Challenge 1. Copy the records word for word, from their first line through the line containing "Extract all elements".
======== Quoted text ========
# Fort Fisher: First shark from the surf



## psychodiagnostik (Jun 27, 2009)

So I've been focusing on sharks the last few years during my rare trips to the beach, with work & family I've only gotten a few days/nights per year the last few years to fish.

This weekend we did a weekend trip to Wilmington, and I had one late evening to fish (not counting an early morning run to catch panfish for bait).

I finally caught my first, fishing the last few hours of high tide Sat. night, at the Fort Fisher parking lot just to the right of the rock piles. Caught on a combination croaker head/pinfish fillet. Not sure of the exact species, I was by myself in a rush to de-hook & get it back in the water still alive (which I did). Also the reason for the crappy pic. Hoping to make another trip as soon as I can!


----------



## RichLou (Jun 10, 2015)

Congrats on your catch! With out being able to see the tail it resembles a sandbar to me.


----------



## moose22dog (Feb 17, 2010)

Congrats on the cherry popping 
I know what it's like only fishing a few times a year. Now you got the hardest one out of they way! Congrats again
Tight lines moose


----------



## PatapscoDad (Jun 17, 2014)

Awesome! Nice Catch!


----------



## BoilermakerJohn (Nov 25, 2014)

Nice shark. It hard to tell from the blurriness but it looks a lot like a sharp nose to me. Did it have white spots on its side? When they are that size many o the species look very similar. Side note... for the love of all that is wholesome and pure... don't lay your spinning reel down in the sand! Unless you like taking them apart to get all of the sand out that is!


----------



## psychodiagnostik (Jun 27, 2009)

Thanks everyone! No spots that I could see. Good point about the reel; it fell over when I was getting the pliers, I did have to clean the sand out last night. That's my new Diawa DF100A, it worked fine, even though it was pretty inexpensive. Although I'm not sure whether it will stand up as well as my 35 year old Diawa 4000C, which still works!


----------



## Dogfish Dan (Dec 8, 2011)

Nice sharkie, I fish Fort Fisher frequently for sharks.


----------



## stevec8787 (Nov 14, 2014)

good looking shark man.....Ive had great luck on cut up ladyfish, we wrestled with a blacktip the other night


----------



## ncsharkman (Mar 12, 2011)

Atlantic Sharpnose............


----------



## KB Spot Chaser (Nov 19, 2009)

blacknose


----------



## js1172 (Jun 5, 2012)

KB Spot Chaser said:


> blacknose


agreed!, head is to wide for a sharpie, possibly a small bull, not a sandbar or a blacktip, the brown color points to it spending time in the sound.
js


----------



## Drumdum (Jan 6, 2003)

js1172 said:


> agreed!, head is to wide for a sharpie, possibly a small bull, not a sandbar or a blacktip, the brown color points to it spending time in the sound.
> js


 I agree,imho,does not look like an atlantic sharpnose,but Dave does know his sharks... Although,it is for sure not a bull shark.. Blut nose on a bull shark... Not familiar with blacknose shark,that could be it...


----------



## js1172 (Jun 5, 2012)

if the end of the nose wasn't black could possibly be a finetooth?
js


----------



## Greywalls (Aug 17, 2015)

Why not a sandbar? That's what I would have called it... Always interested in stepping up my fish ID game!


----------



## js1172 (Jun 5, 2012)

Greywalls said:


> Why not a sandbar? That's what I would have called it... Always interested in stepping up my fish ID game!


dorsal fin looks wrong to me for a sandbar, also the water is pretty warm for them.
js


----------



## phillyguy (Aug 9, 2010)

js1172 said:


> agreed!, head is to wide for a sharpie, possibly a small bull, not a sandbar or a blacktip, the brown color points to it spending time in the sound.
> js


Around here (NJ) sandbar sharks are also called brown sharks. I don't pretend to be a shark expert, but odds are its a sandbar/brown.


----------



## Drumdum (Jan 6, 2003)

dorsal too far back from peckfins to be sandbar


----------
========
Challenge 2. Summarize the Fort Fisher shark thread in two sentences.
======== Dataset rows ========
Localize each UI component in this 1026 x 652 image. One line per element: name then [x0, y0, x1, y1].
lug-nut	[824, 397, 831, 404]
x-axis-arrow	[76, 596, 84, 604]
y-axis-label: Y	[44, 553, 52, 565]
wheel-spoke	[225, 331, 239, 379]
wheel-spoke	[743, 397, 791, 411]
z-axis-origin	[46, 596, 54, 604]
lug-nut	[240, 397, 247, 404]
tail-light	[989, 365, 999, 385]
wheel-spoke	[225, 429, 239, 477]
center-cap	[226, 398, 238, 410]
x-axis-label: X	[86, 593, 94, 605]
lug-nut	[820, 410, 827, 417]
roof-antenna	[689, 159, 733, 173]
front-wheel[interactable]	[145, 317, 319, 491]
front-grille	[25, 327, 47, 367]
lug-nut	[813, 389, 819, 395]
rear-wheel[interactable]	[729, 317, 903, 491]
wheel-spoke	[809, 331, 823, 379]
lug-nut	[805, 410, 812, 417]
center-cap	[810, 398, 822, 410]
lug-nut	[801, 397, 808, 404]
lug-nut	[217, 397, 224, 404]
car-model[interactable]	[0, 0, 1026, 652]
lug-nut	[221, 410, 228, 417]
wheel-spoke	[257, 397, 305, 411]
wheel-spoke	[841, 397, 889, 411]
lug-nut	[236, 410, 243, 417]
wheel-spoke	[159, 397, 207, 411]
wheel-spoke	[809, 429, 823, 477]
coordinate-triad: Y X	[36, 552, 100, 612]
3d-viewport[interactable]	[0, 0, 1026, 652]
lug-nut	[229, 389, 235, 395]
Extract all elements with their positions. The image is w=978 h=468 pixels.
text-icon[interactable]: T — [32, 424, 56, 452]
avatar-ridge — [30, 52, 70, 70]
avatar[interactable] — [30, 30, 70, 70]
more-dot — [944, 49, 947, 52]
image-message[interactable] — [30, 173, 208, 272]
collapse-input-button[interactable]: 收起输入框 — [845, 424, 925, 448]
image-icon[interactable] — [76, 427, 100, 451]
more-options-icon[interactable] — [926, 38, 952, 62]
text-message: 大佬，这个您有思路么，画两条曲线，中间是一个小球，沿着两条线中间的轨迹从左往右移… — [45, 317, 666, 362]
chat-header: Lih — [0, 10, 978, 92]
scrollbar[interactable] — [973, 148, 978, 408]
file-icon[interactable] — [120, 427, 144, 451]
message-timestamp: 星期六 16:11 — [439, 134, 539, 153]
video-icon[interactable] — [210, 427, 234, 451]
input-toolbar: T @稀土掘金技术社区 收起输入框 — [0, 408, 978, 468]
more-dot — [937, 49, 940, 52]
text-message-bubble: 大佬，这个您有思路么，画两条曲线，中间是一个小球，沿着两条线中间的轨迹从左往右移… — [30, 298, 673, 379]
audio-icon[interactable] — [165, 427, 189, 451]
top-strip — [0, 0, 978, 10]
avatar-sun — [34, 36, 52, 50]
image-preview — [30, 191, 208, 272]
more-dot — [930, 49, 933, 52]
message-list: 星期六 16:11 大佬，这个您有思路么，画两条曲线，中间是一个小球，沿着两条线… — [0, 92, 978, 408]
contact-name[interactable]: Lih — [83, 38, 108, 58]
========
Response 1.
Localize each UI component in this 1026 x 652 image. One line per element: name then [x0, y0, x1, y1].
lug-nut	[824, 397, 831, 404]
x-axis-arrow	[76, 596, 84, 604]
y-axis-label: Y	[44, 553, 52, 565]
wheel-spoke	[225, 331, 239, 379]
wheel-spoke	[743, 397, 791, 411]
z-axis-origin	[46, 596, 54, 604]
lug-nut	[240, 397, 247, 404]
tail-light	[989, 365, 999, 385]
wheel-spoke	[225, 429, 239, 477]
center-cap	[226, 398, 238, 410]
x-axis-label: X	[86, 593, 94, 605]
lug-nut	[820, 410, 827, 417]
roof-antenna	[689, 159, 733, 173]
front-wheel[interactable]	[145, 317, 319, 491]
front-grille	[25, 327, 47, 367]
lug-nut	[813, 389, 819, 395]
rear-wheel[interactable]	[729, 317, 903, 491]
wheel-spoke	[809, 331, 823, 379]
lug-nut	[805, 410, 812, 417]
center-cap	[810, 398, 822, 410]
lug-nut	[801, 397, 808, 404]
lug-nut	[217, 397, 224, 404]
car-model[interactable]	[0, 0, 1026, 652]
lug-nut	[221, 410, 228, 417]
wheel-spoke	[257, 397, 305, 411]
wheel-spoke	[841, 397, 889, 411]
lug-nut	[236, 410, 243, 417]
wheel-spoke	[159, 397, 207, 411]
wheel-spoke	[809, 429, 823, 477]
coordinate-triad: Y X	[36, 552, 100, 612]
3d-viewport[interactable]	[0, 0, 1026, 652]
lug-nut	[229, 389, 235, 395]
Extract all elements with their positions. The image is w=978 h=468 pixels.

Response 2. A poster reports catching a first shark from the surf at the Fort Fisher parking lot near the rock piles, using a croaker head and pinfish fillet as bait, and releasing it alive without identifying the species. Replies congratulate the poster and disagree about the species, proposing sandbar, Atlantic sharpnose, blacknose, small bull, and finetooth, and one reply also warns against laying a spinning reel down in the sand.